Copy the lines below verbatim, but only from the line containing "OCR this image." through the end of the data.

··········

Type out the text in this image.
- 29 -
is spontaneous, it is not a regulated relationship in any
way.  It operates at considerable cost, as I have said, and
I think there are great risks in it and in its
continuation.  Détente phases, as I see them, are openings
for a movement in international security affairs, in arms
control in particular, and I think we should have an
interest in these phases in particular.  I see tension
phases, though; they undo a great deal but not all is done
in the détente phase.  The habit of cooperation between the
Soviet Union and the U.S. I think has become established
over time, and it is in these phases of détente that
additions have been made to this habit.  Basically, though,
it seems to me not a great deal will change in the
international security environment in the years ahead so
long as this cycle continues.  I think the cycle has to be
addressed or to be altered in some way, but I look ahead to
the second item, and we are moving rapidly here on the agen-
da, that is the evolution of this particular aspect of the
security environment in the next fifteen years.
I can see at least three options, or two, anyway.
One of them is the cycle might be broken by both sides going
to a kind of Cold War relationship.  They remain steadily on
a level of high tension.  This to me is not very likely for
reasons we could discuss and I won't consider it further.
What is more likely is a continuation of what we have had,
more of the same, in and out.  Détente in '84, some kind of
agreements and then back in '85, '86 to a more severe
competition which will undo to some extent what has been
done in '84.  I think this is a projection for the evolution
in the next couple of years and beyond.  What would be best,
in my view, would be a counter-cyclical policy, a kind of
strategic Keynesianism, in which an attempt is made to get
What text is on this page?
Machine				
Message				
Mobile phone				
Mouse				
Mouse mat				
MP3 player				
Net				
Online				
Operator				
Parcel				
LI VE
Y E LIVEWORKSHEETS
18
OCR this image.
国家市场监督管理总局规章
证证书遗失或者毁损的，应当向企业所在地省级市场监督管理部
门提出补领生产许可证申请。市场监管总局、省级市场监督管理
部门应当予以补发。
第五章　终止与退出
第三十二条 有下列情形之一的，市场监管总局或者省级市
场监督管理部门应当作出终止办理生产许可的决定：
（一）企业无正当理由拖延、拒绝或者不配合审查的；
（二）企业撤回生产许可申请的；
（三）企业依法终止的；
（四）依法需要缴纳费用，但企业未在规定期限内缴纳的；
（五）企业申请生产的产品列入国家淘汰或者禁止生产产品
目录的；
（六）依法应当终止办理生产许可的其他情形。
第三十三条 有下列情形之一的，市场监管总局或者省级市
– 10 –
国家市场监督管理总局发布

··········

▸ **Response to this task**
OCR this image.
国家市场监督管理总局规章
证证书遗失或者毁损的，应当向企业所在地省级市场监督管理部
门提出补领生产许可证申请。市场监管总局、省级市场监督管理
部门应当予以补发。
第五章　终止与退出
第三十二条 有下列情形之一的，市场监管总局或者省级市
场监督管理部门应当作出终止办理生产许可的决定：
（一）企业无正当理由拖延、拒绝或者不配合审查的；
（二）企业撤回生产许可申请的；
（三）企业依法终止的；
（四）依法需要缴纳费用，但企业未在规定期限内缴纳的；
（五）企业申请生产的产品列入国家淘汰或者禁止生产产品
目录的；
（六）依法应当终止办理生产许可的其他情形。
第三十三条 有下列情形之一的，市场监管总局或者省级市
– 10 –
国家市场监督管理总局发布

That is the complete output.